In the records below, how many lines hold the string "training"? Give only the number.
◇ ◇ ◇ ◇ ◇ ◇ ◇
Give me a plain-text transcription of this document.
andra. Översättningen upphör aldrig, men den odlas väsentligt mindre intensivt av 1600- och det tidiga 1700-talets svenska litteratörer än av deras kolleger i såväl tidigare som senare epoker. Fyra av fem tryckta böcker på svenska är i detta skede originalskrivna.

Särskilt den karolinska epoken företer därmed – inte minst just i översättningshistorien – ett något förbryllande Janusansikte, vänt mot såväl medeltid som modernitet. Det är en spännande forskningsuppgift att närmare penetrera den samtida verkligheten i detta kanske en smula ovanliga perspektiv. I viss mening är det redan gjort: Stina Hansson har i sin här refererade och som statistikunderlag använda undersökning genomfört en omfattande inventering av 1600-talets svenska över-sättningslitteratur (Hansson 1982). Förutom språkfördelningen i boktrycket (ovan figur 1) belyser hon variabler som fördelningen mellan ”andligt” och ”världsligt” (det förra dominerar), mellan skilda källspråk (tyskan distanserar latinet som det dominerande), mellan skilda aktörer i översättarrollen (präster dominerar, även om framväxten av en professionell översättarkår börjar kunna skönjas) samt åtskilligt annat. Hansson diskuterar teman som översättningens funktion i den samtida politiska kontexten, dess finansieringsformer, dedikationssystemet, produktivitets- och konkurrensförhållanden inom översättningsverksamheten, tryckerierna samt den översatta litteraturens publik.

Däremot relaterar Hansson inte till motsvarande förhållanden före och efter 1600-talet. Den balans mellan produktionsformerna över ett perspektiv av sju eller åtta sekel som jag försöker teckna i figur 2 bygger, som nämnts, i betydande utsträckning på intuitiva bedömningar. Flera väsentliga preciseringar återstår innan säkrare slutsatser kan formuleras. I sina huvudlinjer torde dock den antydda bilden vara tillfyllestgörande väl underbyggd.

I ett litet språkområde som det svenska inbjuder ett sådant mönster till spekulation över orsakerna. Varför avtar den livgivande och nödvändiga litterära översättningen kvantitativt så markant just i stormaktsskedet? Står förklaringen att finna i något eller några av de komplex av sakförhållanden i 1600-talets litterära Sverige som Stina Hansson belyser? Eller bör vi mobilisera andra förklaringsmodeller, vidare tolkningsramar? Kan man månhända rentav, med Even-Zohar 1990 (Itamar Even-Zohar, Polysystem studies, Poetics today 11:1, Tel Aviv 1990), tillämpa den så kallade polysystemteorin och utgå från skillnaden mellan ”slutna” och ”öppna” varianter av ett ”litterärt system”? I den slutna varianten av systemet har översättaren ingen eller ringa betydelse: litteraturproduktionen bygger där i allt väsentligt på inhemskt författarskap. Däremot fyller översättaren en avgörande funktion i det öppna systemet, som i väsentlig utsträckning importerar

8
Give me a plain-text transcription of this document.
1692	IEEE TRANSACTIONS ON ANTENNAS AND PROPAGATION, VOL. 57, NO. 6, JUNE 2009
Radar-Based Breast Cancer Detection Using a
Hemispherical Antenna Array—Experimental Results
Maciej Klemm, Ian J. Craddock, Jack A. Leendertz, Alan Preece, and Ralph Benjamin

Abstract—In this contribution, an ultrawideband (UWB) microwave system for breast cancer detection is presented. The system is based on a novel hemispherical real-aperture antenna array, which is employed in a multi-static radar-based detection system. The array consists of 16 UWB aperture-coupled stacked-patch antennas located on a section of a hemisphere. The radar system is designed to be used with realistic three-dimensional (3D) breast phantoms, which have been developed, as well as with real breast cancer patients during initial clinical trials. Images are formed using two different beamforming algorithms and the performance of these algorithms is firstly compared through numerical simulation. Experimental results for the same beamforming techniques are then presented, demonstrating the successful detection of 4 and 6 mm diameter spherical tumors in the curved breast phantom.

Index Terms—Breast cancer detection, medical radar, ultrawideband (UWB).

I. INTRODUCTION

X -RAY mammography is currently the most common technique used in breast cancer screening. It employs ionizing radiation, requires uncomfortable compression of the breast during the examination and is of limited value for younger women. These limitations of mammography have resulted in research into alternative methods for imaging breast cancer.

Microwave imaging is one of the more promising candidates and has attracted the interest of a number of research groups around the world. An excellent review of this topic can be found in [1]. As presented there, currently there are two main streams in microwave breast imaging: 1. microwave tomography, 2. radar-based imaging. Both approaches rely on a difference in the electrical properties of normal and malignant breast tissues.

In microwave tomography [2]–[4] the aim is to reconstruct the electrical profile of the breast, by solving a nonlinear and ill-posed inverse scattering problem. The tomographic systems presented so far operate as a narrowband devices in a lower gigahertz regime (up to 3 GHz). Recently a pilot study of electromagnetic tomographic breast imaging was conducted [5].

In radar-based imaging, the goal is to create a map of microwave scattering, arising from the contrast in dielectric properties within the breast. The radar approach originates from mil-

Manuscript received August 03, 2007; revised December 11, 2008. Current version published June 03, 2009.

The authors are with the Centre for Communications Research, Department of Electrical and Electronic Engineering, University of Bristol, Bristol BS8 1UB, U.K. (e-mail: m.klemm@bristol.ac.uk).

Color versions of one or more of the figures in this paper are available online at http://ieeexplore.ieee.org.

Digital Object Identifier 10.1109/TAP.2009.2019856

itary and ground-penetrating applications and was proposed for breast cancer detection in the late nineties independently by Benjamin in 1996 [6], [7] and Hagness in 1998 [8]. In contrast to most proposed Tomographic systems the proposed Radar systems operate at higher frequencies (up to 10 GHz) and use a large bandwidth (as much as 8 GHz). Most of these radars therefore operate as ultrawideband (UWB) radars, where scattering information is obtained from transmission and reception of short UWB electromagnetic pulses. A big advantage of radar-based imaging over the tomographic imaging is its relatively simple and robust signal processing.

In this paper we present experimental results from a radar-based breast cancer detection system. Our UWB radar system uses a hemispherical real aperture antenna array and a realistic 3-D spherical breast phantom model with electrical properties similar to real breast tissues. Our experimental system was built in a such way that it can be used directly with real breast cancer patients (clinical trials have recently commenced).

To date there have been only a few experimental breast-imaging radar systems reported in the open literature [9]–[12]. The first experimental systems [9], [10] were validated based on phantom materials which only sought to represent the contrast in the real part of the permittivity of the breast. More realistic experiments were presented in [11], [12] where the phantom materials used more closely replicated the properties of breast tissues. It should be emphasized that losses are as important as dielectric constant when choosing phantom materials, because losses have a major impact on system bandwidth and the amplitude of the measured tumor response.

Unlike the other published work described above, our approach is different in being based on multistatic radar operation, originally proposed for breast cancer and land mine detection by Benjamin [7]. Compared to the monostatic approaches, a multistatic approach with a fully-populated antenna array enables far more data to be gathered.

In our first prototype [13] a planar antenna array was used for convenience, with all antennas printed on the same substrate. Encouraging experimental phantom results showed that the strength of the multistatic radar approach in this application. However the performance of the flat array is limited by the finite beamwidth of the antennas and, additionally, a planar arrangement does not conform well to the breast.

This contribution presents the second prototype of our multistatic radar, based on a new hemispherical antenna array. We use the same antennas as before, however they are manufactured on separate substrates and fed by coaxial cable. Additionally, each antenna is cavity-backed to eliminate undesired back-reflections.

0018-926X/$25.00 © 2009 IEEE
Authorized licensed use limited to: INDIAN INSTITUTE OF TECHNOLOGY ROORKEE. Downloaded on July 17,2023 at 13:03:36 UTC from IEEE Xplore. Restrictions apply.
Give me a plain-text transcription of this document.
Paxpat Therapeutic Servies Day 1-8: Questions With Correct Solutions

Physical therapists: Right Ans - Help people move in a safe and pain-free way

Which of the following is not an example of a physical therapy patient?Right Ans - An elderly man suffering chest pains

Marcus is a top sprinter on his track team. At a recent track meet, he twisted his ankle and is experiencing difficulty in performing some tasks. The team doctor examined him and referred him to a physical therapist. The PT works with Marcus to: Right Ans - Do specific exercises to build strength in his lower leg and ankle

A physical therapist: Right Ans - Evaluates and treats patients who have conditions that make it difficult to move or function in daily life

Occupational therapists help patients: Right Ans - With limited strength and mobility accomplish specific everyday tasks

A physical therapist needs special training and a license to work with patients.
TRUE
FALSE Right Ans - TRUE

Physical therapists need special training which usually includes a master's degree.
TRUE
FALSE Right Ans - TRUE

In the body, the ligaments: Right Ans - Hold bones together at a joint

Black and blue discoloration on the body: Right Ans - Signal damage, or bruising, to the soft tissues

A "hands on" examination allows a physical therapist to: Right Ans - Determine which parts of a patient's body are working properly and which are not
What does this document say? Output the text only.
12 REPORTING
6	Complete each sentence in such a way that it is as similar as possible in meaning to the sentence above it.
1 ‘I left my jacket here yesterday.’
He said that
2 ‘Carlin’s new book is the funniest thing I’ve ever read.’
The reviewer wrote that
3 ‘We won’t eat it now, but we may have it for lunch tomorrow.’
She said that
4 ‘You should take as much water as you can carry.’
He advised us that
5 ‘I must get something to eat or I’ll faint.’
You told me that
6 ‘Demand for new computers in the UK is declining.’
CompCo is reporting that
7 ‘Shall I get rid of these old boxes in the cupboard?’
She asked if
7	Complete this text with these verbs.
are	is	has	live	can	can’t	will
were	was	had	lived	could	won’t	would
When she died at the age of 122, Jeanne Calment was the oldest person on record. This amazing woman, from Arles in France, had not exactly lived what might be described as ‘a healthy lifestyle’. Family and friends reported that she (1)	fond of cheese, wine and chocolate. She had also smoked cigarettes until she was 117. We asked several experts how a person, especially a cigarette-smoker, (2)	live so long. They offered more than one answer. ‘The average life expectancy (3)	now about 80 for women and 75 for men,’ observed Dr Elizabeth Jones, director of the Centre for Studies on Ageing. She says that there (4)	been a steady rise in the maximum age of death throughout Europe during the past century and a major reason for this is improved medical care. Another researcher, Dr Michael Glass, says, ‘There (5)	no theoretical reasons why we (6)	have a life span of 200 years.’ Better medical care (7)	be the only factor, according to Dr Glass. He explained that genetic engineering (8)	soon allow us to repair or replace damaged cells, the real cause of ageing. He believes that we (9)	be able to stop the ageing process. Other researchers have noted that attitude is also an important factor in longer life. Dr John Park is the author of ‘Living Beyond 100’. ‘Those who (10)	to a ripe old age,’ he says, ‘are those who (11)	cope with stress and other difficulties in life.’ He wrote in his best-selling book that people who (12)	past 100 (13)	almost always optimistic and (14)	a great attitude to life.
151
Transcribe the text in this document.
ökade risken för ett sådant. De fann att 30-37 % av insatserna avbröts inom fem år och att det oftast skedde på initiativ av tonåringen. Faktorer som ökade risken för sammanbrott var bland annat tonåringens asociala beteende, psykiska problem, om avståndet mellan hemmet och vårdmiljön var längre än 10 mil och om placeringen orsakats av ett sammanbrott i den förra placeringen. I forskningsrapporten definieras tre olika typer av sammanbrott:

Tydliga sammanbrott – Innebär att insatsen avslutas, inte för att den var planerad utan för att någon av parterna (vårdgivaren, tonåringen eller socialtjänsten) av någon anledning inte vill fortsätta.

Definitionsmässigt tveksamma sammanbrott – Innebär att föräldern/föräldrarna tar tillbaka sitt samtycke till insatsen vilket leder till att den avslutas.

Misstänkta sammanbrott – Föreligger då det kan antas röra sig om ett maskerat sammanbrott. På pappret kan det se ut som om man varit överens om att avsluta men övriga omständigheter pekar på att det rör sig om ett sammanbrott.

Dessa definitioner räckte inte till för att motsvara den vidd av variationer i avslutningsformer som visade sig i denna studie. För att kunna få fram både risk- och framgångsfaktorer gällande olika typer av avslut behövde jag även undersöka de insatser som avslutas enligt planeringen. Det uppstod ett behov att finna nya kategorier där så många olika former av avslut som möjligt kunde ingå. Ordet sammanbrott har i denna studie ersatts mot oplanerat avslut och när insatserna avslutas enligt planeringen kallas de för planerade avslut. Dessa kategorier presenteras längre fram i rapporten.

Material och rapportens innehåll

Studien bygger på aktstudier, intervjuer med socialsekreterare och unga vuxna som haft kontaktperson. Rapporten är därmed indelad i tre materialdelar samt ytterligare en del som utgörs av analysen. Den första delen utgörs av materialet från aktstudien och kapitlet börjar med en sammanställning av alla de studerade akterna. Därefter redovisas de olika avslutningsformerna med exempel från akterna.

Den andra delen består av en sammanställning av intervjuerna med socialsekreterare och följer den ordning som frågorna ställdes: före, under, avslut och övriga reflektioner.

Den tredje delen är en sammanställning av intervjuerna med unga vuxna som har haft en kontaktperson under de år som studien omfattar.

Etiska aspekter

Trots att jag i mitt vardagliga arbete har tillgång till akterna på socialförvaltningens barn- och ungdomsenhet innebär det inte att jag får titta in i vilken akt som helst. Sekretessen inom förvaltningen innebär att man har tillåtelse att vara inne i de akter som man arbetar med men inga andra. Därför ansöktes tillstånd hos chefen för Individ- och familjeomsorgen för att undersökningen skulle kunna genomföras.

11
◇ ◇ ◇ ◇ ◇ ◇ ◇
- [SOLUTION TO THIS EXERCISE]: 2